What to work on: Find each line with the word "part" in it, then give the total alone.

Recorded data

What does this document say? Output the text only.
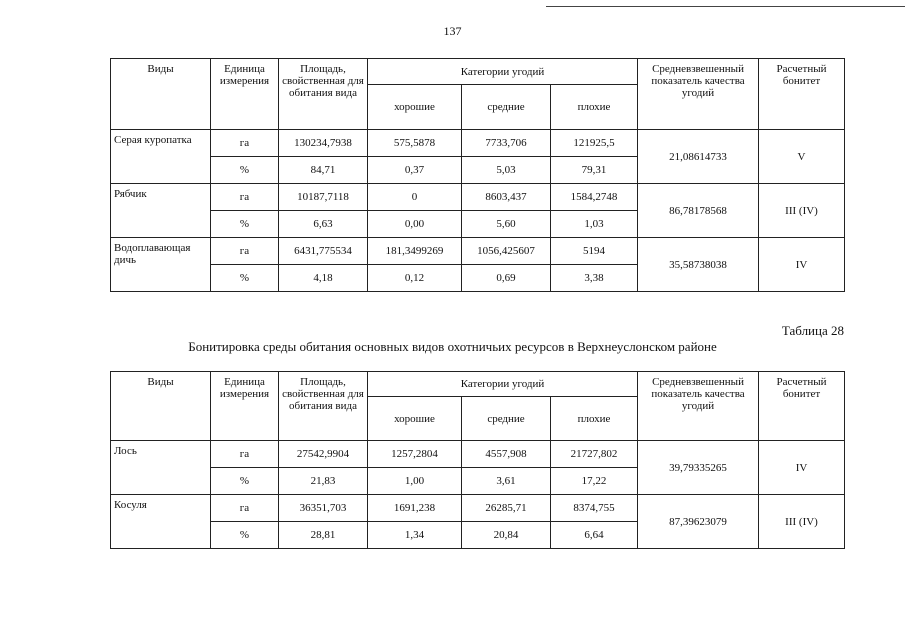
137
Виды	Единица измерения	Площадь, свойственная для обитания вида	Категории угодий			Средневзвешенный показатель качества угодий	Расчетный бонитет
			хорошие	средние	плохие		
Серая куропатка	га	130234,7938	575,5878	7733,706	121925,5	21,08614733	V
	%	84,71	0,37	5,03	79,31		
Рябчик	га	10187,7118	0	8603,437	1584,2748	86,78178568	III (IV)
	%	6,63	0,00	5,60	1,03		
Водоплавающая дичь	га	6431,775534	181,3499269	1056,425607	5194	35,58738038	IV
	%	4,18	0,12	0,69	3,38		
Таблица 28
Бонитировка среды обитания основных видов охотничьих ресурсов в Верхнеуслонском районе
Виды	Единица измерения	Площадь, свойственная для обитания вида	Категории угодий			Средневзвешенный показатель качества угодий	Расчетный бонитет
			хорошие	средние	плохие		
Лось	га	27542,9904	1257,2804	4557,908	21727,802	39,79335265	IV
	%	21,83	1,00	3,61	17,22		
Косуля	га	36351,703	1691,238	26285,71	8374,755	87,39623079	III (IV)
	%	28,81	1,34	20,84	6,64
* * *
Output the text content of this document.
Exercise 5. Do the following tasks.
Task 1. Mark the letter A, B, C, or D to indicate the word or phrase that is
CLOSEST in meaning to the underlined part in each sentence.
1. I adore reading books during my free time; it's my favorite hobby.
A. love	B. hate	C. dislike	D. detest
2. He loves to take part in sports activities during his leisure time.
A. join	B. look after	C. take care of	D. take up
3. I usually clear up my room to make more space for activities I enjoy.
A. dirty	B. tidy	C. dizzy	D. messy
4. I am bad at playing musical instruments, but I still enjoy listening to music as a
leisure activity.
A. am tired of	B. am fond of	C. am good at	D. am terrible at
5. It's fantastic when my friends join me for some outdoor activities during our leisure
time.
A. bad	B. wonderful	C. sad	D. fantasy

Problem solution: 2